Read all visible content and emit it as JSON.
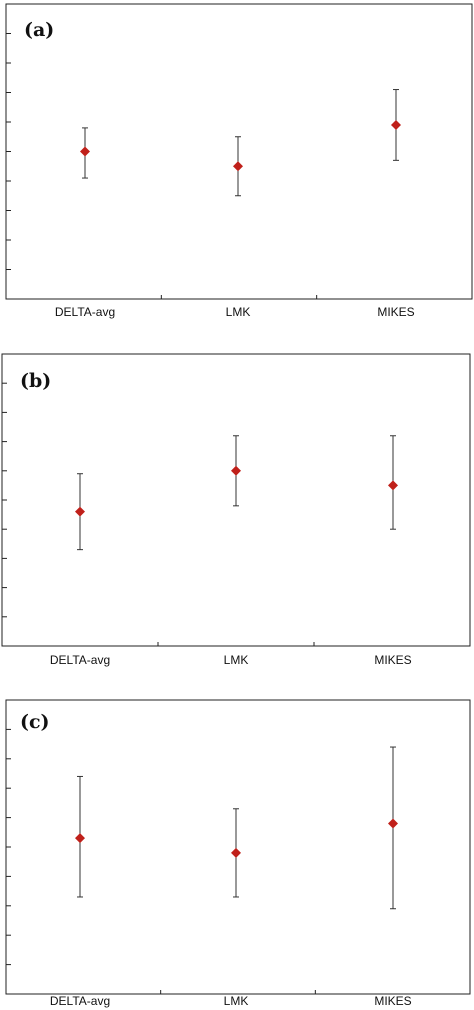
{
  "marker_color": "#c0201a",
  "chart_data": [
    {
      "type": "scatter",
      "panel_label": "(a)",
      "categories": [
        "DELTA-avg",
        "LMK",
        "MIKES"
      ],
      "series": [
        {
          "values": [
            5.0,
            4.5,
            5.9
          ],
          "error_low": [
            4.1,
            3.5,
            4.7
          ],
          "error_high": [
            5.8,
            5.5,
            7.1
          ]
        }
      ],
      "ylim": [
        0,
        10
      ],
      "grid": false
    },
    {
      "type": "scatter",
      "panel_label": "(b)",
      "categories": [
        "DELTA-avg",
        "LMK",
        "MIKES"
      ],
      "series": [
        {
          "values": [
            4.6,
            6.0,
            5.5
          ],
          "error_low": [
            3.3,
            4.8,
            4.0
          ],
          "error_high": [
            5.9,
            7.2,
            7.2
          ]
        }
      ],
      "ylim": [
        0,
        10
      ],
      "grid": false
    },
    {
      "type": "scatter",
      "panel_label": "(c)",
      "categories": [
        "DELTA-avg",
        "LMK",
        "MIKES"
      ],
      "series": [
        {
          "values": [
            5.3,
            4.8,
            5.8
          ],
          "error_low": [
            3.3,
            3.3,
            2.9
          ],
          "error_high": [
            7.4,
            6.3,
            8.4
          ]
        }
      ],
      "ylim": [
        0,
        10
      ],
      "grid": false
    }
  ]
}
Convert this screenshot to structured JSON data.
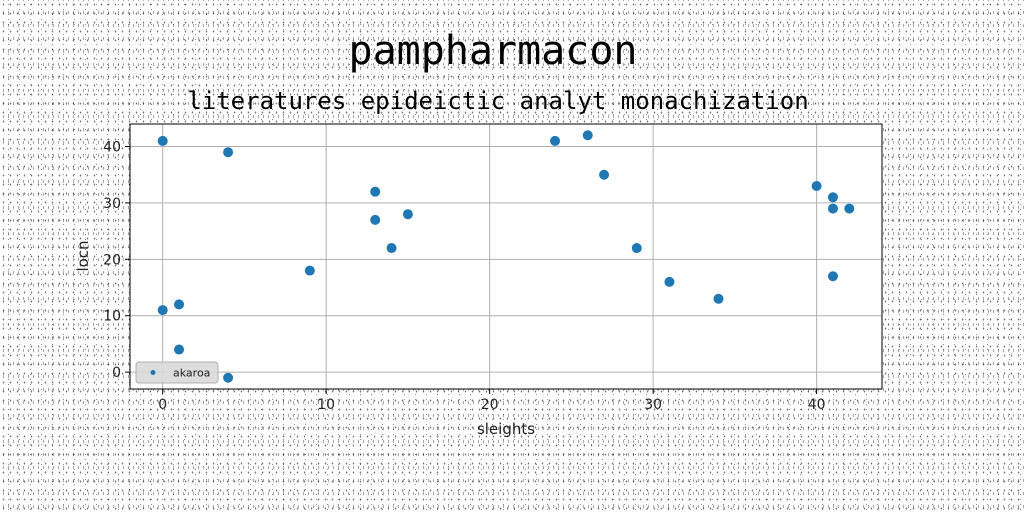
{
  "chart_data": {
    "type": "scatter",
    "title": "pampharmacon",
    "subtitle": "literatures epideictic analyt monachization",
    "xlabel": "sleights",
    "ylabel": "locn",
    "xlim": [
      -2,
      44
    ],
    "ylim": [
      -3,
      44
    ],
    "xticks": [
      0,
      10,
      20,
      30,
      40
    ],
    "yticks": [
      0,
      10,
      20,
      30,
      40
    ],
    "grid": true,
    "legend_position": "lower-left",
    "color": "#1f77b4",
    "series": [
      {
        "name": "akaroa",
        "points": [
          [
            0,
            41
          ],
          [
            4,
            39
          ],
          [
            0,
            11
          ],
          [
            1,
            12
          ],
          [
            1,
            4
          ],
          [
            4,
            -1
          ],
          [
            9,
            18
          ],
          [
            13,
            32
          ],
          [
            13,
            27
          ],
          [
            14,
            22
          ],
          [
            15,
            28
          ],
          [
            24,
            41
          ],
          [
            26,
            42
          ],
          [
            27,
            35
          ],
          [
            29,
            22
          ],
          [
            31,
            16
          ],
          [
            34,
            13
          ],
          [
            40,
            33
          ],
          [
            41,
            31
          ],
          [
            41,
            29
          ],
          [
            42,
            29
          ],
          [
            41,
            17
          ]
        ]
      }
    ]
  }
}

● ● ● ●

> **THE TASK**: Extract the entries in full, exactly as they are, minus the pictures.

> **PROBLEM SOLUTION**:
Read all visible content and emit it as JSON.
{
  "marker_color": "#c0201a",
  "chart_data": [
    {
      "type": "scatter",
      "panel_label": "(a)",
      "categories": [
        "DELTA-avg",
        "LMK",
        "MIKES"
      ],
      "series": [
        {
          "values": [
            5.0,
            4.5,
            5.9
          ],
          "error_low": [
            4.1,
            3.5,
            4.7
          ],
          "error_high": [
            5.8,
            5.5,
            7.1
          ]
        }
      ],
      "ylim": [
        0,
        10
      ],
      "grid": false
    },
    {
      "type": "scatter",
      "panel_label": "(b)",
      "categories": [
        "DELTA-avg",
        "LMK",
        "MIKES"
      ],
      "series": [
        {
          "values": [
            4.6,
            6.0,
            5.5
          ],
          "error_low": [
            3.3,
            4.8,
            4.0
          ],
          "error_high": [
            5.9,
            7.2,
            7.2
          ]
        }
      ],
      "ylim": [
        0,
        10
      ],
      "grid": false
    },
    {
      "type": "scatter",
      "panel_label": "(c)",
      "categories": [
        "DELTA-avg",
        "LMK",
        "MIKES"
      ],
      "series": [
        {
          "values": [
            5.3,
            4.8,
            5.8
          ],
          "error_low": [
            3.3,
            3.3,
            2.9
          ],
          "error_high": [
            7.4,
            6.3,
            8.4
          ]
        }
      ],
      "ylim": [
        0,
        10
      ],
      "grid": false
    }
  ]
}
Convert this screenshot to structured JSON data.
{
  "chart_data": {
    "type": "scatter",
    "title": "pampharmacon",
    "subtitle": "literatures epideictic analyt monachization",
    "xlabel": "sleights",
    "ylabel": "locn",
    "xlim": [
      -2,
      44
    ],
    "ylim": [
      -3,
      44
    ],
    "xticks": [
      0,
      10,
      20,
      30,
      40
    ],
    "yticks": [
      0,
      10,
      20,
      30,
      40
    ],
    "grid": true,
    "legend_position": "lower-left",
    "color": "#1f77b4",
    "series": [
      {
        "name": "akaroa",
        "points": [
          [
            0,
            41
          ],
          [
            4,
            39
          ],
          [
            0,
            11
          ],
          [
            1,
            12
          ],
          [
            1,
            4
          ],
          [
            4,
            -1
          ],
          [
            9,
            18
          ],
          [
            13,
            32
          ],
          [
            13,
            27
          ],
          [
            14,
            22
          ],
          [
            15,
            28
          ],
          [
            24,
            41
          ],
          [
            26,
            42
          ],
          [
            27,
            35
          ],
          [
            29,
            22
          ],
          [
            31,
            16
          ],
          [
            34,
            13
          ],
          [
            40,
            33
          ],
          [
            41,
            31
          ],
          [
            41,
            29
          ],
          [
            42,
            29
          ],
          [
            41,
            17
          ]
        ]
      }
    ]
  }
}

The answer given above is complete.